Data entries

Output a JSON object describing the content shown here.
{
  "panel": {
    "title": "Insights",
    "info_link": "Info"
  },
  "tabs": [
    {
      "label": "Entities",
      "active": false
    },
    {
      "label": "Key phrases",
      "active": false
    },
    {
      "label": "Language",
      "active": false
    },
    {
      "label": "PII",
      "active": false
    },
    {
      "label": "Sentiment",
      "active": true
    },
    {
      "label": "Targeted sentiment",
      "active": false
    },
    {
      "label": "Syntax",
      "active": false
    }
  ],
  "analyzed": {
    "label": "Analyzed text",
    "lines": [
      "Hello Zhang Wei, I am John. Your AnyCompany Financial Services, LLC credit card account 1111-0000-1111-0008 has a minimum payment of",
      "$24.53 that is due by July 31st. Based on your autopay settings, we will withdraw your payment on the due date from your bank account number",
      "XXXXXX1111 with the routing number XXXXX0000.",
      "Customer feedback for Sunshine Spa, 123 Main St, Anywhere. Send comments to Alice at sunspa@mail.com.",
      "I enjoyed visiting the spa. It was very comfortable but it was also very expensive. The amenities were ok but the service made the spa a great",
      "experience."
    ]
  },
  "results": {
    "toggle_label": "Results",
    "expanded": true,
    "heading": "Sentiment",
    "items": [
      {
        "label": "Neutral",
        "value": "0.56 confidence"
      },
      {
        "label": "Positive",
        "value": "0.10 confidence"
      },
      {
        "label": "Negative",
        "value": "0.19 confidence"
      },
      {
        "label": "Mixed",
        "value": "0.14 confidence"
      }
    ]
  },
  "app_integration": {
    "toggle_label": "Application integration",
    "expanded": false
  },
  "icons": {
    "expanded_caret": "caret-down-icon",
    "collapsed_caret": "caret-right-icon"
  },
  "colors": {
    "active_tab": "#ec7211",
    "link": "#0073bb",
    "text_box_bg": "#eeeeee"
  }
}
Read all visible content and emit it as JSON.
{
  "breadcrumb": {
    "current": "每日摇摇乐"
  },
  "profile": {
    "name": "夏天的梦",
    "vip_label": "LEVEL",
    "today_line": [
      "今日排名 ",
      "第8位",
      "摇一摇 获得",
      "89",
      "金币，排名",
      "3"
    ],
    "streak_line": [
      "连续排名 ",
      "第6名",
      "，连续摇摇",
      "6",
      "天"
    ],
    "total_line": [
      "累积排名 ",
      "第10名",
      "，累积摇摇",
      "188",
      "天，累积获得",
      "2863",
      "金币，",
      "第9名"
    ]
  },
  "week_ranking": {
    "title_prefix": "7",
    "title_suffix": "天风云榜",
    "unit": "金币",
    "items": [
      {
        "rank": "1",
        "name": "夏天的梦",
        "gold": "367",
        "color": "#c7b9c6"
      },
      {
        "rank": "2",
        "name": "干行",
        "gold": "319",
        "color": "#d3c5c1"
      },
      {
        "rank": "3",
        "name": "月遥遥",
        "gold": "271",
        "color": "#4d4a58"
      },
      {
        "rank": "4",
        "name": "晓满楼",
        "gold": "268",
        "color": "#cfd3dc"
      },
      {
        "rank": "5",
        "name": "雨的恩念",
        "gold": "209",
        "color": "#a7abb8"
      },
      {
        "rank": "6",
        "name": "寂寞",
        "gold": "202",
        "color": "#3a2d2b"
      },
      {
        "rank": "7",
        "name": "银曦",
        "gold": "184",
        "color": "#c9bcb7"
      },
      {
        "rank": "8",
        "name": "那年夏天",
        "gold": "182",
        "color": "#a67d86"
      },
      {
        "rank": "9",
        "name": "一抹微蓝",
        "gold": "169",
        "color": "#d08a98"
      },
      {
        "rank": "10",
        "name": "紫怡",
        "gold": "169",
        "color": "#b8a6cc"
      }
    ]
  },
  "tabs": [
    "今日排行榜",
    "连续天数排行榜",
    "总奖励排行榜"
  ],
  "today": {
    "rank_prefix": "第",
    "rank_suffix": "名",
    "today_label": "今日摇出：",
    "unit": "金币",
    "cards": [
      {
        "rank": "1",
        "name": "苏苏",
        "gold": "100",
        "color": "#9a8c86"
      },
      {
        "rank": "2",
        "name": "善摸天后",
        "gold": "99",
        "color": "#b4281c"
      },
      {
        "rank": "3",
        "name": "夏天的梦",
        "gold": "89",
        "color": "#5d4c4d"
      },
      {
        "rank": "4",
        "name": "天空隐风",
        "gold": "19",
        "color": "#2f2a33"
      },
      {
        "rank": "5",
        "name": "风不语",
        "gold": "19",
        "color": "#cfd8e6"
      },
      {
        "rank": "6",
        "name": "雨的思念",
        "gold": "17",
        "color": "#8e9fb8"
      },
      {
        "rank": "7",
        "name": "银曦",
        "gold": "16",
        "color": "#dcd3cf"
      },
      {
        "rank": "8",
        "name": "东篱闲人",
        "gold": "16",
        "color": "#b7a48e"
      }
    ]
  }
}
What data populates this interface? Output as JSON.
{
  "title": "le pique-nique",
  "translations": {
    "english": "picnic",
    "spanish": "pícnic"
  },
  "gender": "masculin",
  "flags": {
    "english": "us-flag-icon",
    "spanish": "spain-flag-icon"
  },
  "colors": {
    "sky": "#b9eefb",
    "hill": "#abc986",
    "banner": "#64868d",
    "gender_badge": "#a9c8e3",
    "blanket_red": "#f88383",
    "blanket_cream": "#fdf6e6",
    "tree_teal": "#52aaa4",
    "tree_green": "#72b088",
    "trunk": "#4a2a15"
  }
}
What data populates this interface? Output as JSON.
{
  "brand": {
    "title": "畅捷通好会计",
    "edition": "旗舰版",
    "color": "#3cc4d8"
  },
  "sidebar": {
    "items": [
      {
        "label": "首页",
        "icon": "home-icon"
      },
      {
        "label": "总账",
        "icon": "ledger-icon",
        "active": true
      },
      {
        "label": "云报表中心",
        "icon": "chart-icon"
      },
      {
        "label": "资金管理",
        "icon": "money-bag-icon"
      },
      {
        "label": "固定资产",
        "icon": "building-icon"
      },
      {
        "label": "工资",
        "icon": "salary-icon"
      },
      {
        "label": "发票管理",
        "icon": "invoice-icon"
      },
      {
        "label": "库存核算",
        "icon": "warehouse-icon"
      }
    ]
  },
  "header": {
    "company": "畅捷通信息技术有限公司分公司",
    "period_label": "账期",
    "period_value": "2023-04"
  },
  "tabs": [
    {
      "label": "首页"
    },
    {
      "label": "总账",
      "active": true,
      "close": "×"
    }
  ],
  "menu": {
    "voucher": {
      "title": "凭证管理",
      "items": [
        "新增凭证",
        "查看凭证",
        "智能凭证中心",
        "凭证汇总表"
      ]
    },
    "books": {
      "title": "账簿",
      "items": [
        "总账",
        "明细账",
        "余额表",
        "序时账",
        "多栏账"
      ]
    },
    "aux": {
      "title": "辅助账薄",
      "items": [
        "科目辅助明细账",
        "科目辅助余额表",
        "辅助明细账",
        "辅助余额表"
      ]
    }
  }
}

# Task directions
From the records above, copy every line that holds the word "caret".

# Result
    "expanded_caret": "caret-down-icon",
    "collapsed_caret": "caret-right-icon"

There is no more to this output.